--- Collection entries ---
-- BEGIN --
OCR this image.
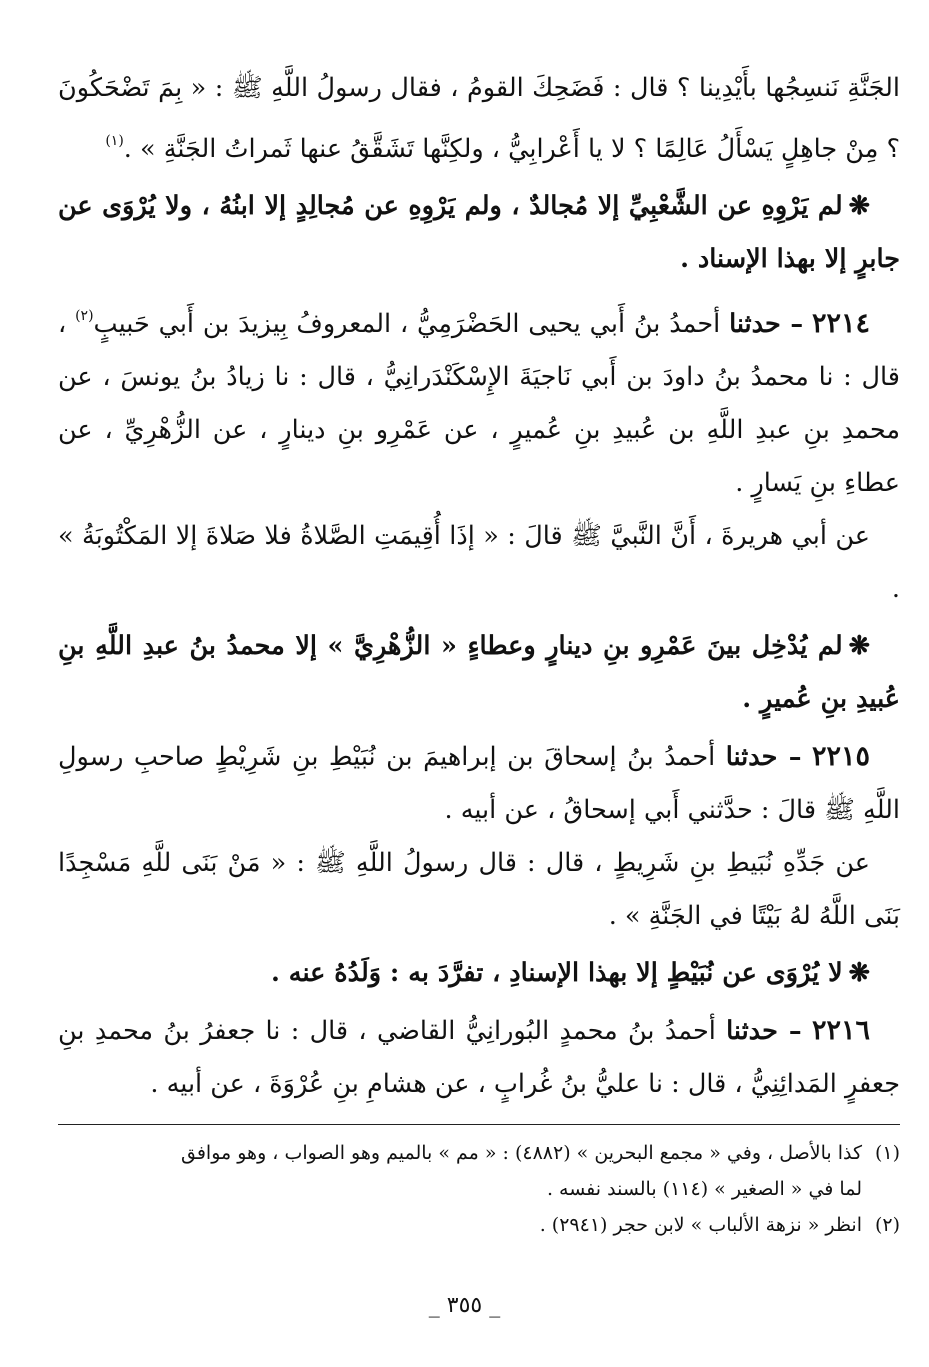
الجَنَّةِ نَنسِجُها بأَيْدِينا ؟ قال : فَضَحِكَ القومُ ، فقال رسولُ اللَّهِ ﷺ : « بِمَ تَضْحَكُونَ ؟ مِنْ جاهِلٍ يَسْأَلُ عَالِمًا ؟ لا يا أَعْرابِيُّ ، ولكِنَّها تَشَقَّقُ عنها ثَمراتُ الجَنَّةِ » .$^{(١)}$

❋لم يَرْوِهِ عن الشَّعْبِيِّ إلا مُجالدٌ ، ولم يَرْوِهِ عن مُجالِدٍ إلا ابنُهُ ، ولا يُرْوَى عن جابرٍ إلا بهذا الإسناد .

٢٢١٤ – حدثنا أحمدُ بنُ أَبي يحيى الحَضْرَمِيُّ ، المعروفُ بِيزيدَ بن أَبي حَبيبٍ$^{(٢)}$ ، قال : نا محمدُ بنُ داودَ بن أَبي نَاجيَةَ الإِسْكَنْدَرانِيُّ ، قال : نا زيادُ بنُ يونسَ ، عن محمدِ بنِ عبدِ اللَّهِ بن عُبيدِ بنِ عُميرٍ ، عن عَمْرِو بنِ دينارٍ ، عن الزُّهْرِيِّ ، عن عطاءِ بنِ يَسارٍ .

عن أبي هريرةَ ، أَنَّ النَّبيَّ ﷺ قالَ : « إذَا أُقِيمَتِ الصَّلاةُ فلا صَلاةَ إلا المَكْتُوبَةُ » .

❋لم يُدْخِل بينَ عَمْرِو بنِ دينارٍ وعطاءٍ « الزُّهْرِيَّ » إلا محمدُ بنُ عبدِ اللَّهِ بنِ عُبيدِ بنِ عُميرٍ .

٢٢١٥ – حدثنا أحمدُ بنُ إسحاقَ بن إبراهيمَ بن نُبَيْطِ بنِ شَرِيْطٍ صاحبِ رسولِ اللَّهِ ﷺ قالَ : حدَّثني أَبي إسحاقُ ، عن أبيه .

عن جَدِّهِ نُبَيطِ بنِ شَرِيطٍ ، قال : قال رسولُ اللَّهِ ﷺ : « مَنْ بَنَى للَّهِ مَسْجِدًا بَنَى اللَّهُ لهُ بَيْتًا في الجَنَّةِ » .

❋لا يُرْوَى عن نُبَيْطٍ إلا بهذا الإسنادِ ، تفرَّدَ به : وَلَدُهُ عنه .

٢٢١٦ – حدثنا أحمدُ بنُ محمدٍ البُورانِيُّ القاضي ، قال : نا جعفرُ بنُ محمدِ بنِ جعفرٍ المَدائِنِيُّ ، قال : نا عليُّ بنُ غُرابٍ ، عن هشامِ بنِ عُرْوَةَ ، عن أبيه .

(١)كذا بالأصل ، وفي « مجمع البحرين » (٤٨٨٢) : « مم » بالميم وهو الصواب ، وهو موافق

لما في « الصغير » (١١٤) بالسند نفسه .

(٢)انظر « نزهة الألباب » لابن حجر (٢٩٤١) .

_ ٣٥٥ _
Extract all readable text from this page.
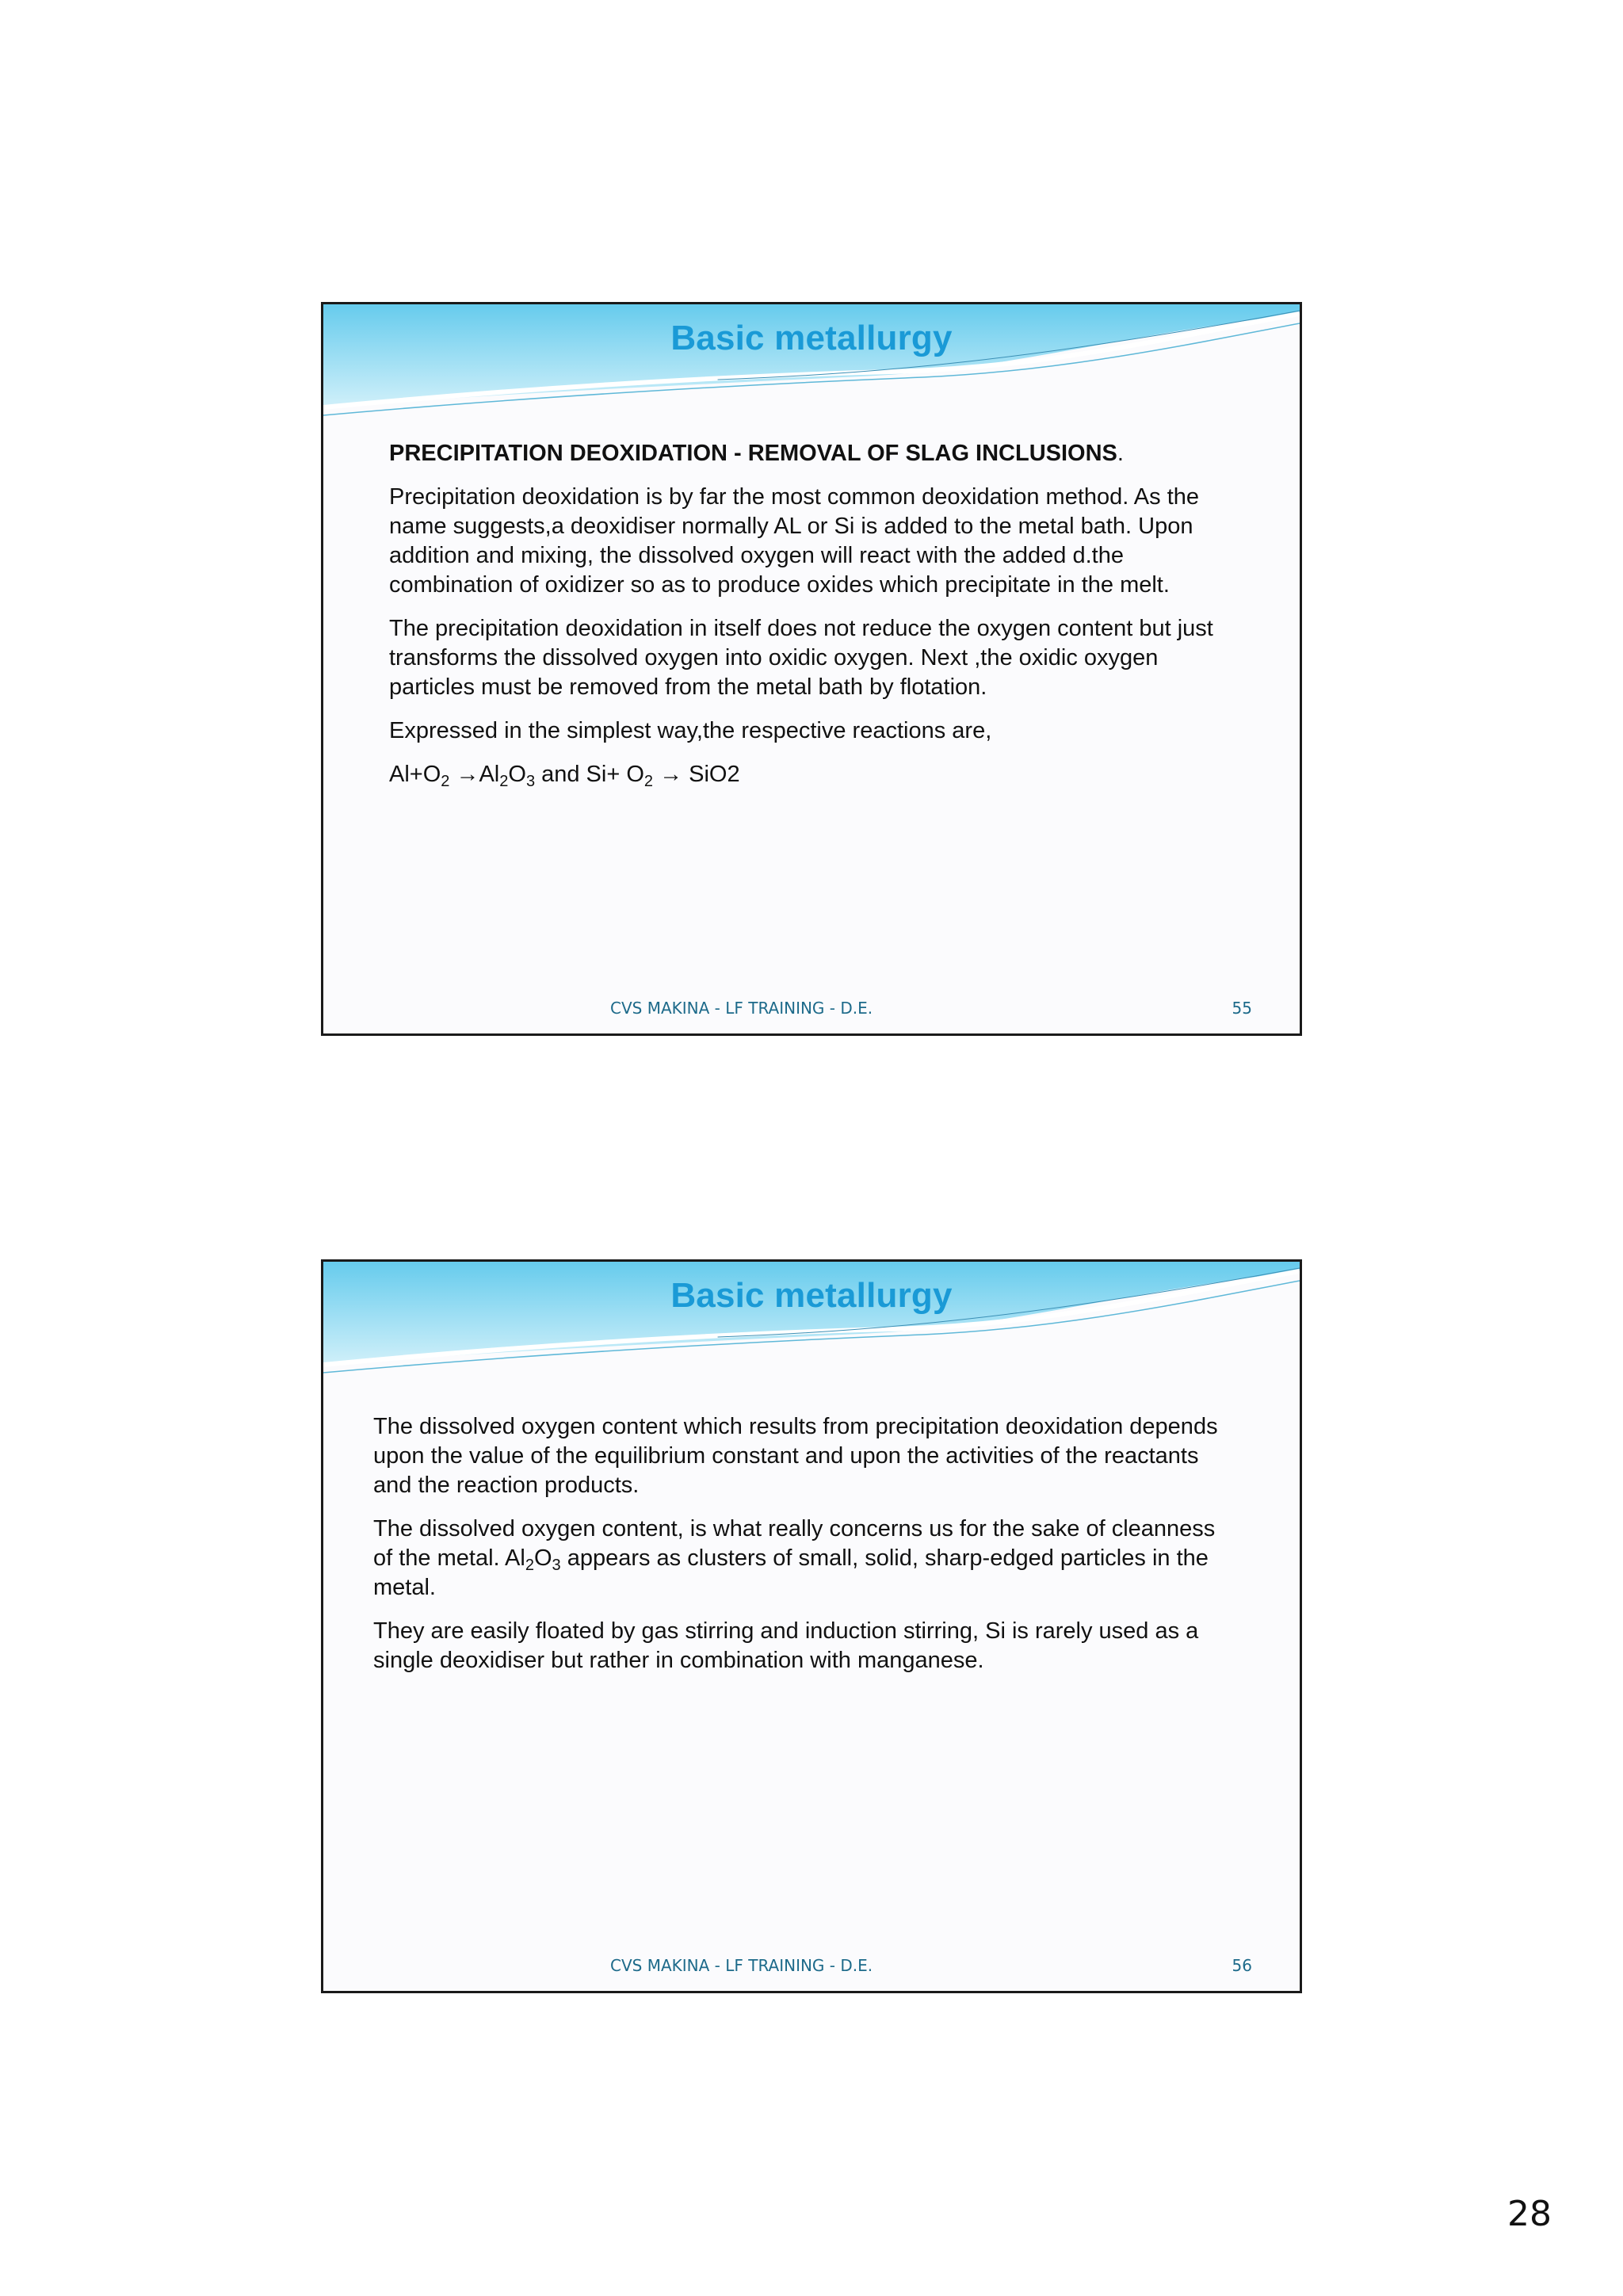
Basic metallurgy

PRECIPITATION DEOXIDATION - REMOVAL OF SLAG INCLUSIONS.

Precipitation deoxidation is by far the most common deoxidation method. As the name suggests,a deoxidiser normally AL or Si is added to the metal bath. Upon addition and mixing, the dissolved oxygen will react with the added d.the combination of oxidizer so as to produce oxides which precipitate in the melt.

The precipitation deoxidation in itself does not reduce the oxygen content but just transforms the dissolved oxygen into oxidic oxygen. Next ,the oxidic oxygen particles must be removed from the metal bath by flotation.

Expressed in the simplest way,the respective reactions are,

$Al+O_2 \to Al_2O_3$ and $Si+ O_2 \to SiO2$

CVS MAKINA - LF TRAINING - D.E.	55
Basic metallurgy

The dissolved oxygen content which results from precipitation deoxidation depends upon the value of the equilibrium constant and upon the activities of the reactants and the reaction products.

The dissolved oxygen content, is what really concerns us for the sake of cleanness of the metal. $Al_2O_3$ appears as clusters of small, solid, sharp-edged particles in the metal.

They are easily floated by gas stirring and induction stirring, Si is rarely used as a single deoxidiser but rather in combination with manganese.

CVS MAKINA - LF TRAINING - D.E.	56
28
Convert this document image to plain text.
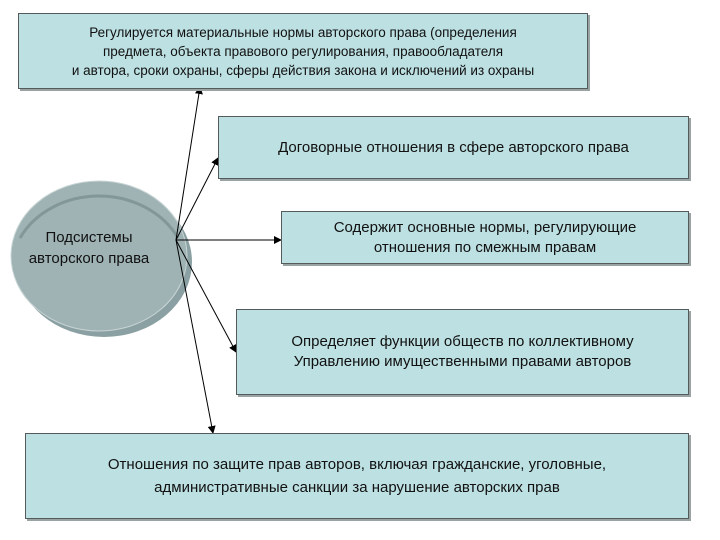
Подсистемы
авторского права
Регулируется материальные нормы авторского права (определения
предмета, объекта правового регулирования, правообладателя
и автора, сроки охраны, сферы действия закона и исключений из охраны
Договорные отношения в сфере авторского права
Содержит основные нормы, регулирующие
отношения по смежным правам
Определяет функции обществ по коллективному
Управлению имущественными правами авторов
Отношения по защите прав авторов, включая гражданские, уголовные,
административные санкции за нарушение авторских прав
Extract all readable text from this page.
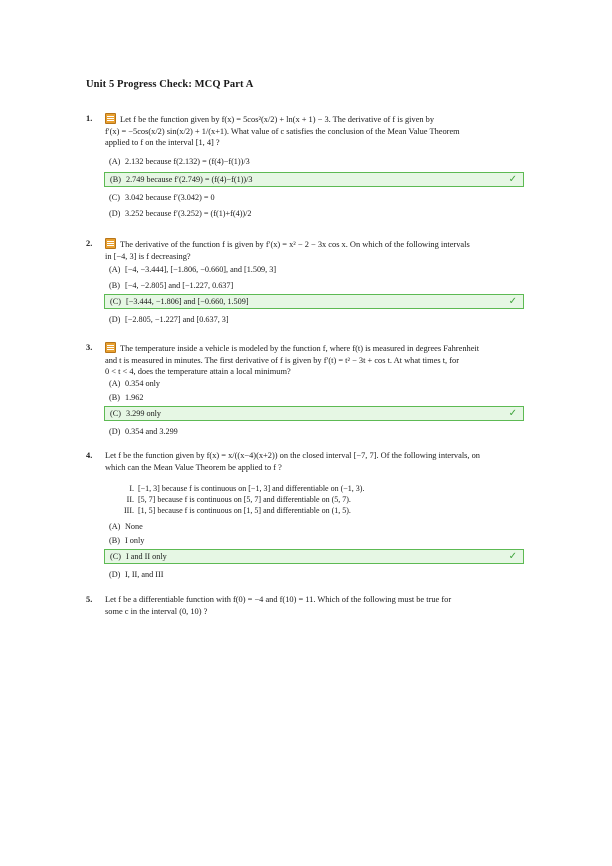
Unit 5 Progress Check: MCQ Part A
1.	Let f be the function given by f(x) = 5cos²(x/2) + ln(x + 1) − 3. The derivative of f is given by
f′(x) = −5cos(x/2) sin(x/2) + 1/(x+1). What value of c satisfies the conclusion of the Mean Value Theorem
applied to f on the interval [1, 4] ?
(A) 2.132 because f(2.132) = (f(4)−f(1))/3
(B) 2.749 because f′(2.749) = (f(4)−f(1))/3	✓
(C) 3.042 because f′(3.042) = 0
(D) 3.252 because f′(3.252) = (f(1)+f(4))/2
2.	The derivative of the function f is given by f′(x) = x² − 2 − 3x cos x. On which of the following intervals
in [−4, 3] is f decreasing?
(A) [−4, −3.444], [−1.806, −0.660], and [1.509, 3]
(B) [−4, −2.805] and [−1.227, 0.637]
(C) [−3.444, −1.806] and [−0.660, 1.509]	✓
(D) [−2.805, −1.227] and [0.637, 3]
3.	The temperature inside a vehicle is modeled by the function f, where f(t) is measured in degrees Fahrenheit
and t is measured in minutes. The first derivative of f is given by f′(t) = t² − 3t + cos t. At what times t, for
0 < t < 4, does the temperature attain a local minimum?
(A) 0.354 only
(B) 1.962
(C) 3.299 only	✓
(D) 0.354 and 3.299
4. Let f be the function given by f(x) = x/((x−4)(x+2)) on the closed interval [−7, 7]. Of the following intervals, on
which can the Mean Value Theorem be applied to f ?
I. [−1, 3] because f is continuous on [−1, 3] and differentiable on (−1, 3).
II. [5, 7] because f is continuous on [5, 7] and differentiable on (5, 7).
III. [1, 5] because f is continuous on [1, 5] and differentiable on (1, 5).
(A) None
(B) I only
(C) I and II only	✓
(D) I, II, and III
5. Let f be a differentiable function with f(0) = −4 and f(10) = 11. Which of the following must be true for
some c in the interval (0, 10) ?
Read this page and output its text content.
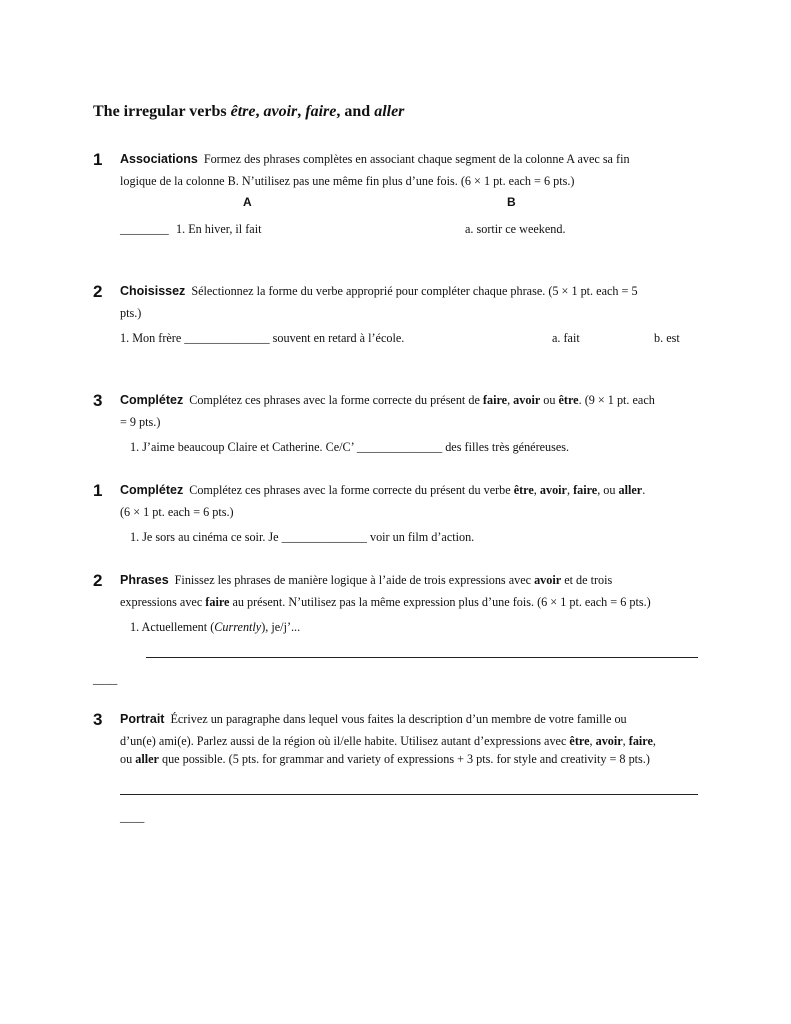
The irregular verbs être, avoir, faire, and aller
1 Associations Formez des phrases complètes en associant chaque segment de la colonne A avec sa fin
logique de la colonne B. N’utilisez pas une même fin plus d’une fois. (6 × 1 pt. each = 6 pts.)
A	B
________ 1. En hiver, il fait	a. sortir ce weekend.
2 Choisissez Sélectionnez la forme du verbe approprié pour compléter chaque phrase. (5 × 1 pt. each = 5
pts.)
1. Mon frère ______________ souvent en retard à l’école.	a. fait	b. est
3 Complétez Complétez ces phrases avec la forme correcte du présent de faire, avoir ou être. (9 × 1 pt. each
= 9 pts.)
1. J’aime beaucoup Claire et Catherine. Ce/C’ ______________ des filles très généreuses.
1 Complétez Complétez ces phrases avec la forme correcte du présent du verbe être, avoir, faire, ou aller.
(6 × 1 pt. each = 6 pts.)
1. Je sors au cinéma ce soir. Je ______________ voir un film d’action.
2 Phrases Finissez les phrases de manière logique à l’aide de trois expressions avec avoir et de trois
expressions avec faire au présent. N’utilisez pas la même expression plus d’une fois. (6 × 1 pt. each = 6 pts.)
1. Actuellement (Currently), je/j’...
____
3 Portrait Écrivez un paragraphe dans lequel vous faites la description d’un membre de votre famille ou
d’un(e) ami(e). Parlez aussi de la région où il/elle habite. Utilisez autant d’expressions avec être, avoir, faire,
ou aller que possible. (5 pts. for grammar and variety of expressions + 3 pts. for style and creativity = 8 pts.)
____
-- END --
--- To be done ---
Give the number of lines in the data that contain "differentiable", with no other words.

--- Expected answer ---
4